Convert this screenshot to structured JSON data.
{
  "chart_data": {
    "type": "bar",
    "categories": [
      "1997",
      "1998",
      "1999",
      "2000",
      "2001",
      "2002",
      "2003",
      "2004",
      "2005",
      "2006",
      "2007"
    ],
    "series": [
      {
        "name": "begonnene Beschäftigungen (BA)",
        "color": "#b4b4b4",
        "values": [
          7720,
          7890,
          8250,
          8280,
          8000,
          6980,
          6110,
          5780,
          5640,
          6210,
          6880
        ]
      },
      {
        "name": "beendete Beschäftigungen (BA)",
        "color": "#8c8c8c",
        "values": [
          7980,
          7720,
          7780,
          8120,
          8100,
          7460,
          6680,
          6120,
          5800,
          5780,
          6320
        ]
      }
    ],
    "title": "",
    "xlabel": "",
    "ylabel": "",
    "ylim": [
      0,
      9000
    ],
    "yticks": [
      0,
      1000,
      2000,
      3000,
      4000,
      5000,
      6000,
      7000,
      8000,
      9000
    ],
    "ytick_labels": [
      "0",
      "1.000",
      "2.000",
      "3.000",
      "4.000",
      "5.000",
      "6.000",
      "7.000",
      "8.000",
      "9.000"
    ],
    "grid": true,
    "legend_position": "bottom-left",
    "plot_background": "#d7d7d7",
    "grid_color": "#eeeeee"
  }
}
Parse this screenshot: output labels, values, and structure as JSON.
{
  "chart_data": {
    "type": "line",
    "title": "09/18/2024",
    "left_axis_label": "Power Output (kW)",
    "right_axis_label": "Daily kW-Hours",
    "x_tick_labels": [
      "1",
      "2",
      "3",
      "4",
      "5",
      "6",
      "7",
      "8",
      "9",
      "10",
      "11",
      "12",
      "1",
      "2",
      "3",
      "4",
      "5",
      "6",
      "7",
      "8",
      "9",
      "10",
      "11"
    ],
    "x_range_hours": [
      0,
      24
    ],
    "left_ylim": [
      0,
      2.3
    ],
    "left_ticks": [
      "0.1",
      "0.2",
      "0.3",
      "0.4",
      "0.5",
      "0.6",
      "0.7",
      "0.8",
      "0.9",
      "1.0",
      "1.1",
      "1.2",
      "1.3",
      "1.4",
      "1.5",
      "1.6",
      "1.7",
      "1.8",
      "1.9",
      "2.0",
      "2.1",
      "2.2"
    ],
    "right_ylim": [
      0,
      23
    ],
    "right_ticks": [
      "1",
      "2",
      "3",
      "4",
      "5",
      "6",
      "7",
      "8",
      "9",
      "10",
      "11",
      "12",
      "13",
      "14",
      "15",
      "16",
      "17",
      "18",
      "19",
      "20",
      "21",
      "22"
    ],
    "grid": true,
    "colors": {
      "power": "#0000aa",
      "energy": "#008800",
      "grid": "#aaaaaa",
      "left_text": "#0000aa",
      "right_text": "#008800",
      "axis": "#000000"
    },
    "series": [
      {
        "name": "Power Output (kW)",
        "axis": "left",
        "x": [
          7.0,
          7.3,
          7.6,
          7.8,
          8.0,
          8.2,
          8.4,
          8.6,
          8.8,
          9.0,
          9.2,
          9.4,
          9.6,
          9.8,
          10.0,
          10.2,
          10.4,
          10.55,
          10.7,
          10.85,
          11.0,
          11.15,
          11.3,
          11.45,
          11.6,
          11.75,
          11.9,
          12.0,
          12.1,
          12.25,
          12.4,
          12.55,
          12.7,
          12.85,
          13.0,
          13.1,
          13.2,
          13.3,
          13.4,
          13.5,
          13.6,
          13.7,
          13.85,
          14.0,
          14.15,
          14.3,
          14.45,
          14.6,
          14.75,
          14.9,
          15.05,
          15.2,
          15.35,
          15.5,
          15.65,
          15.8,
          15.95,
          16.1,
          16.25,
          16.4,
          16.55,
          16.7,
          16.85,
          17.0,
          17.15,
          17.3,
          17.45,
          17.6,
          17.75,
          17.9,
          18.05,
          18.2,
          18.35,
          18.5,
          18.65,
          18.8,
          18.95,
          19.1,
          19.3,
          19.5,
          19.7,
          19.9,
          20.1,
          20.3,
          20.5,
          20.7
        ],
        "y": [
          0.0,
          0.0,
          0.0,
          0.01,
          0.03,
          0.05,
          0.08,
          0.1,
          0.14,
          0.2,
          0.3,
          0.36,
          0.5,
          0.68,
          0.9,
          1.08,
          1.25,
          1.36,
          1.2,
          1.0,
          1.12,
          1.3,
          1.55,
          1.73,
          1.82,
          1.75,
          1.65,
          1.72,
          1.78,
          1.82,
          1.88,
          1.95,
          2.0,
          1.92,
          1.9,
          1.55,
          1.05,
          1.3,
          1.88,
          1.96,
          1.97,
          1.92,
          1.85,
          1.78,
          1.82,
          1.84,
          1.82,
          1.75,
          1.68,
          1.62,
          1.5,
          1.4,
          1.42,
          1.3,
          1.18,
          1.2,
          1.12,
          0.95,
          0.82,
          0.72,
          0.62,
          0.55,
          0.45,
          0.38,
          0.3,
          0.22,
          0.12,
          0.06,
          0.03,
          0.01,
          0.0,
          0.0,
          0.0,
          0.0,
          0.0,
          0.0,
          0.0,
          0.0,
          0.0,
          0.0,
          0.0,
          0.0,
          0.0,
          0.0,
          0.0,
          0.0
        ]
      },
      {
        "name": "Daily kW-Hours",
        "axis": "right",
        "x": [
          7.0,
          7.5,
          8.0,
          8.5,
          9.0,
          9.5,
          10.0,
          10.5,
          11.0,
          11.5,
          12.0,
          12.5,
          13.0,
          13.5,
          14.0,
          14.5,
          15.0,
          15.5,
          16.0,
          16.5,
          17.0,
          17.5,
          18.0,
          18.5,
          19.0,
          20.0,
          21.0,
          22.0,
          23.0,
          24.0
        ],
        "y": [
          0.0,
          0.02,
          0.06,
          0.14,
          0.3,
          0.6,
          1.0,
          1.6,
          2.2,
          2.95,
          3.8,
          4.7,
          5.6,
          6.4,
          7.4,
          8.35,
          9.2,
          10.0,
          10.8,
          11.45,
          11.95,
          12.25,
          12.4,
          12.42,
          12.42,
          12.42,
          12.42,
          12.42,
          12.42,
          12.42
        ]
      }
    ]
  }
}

__Task details__:
Work out the count of lines containing the word "name", then write only that count.

__Response to the exercise__:
4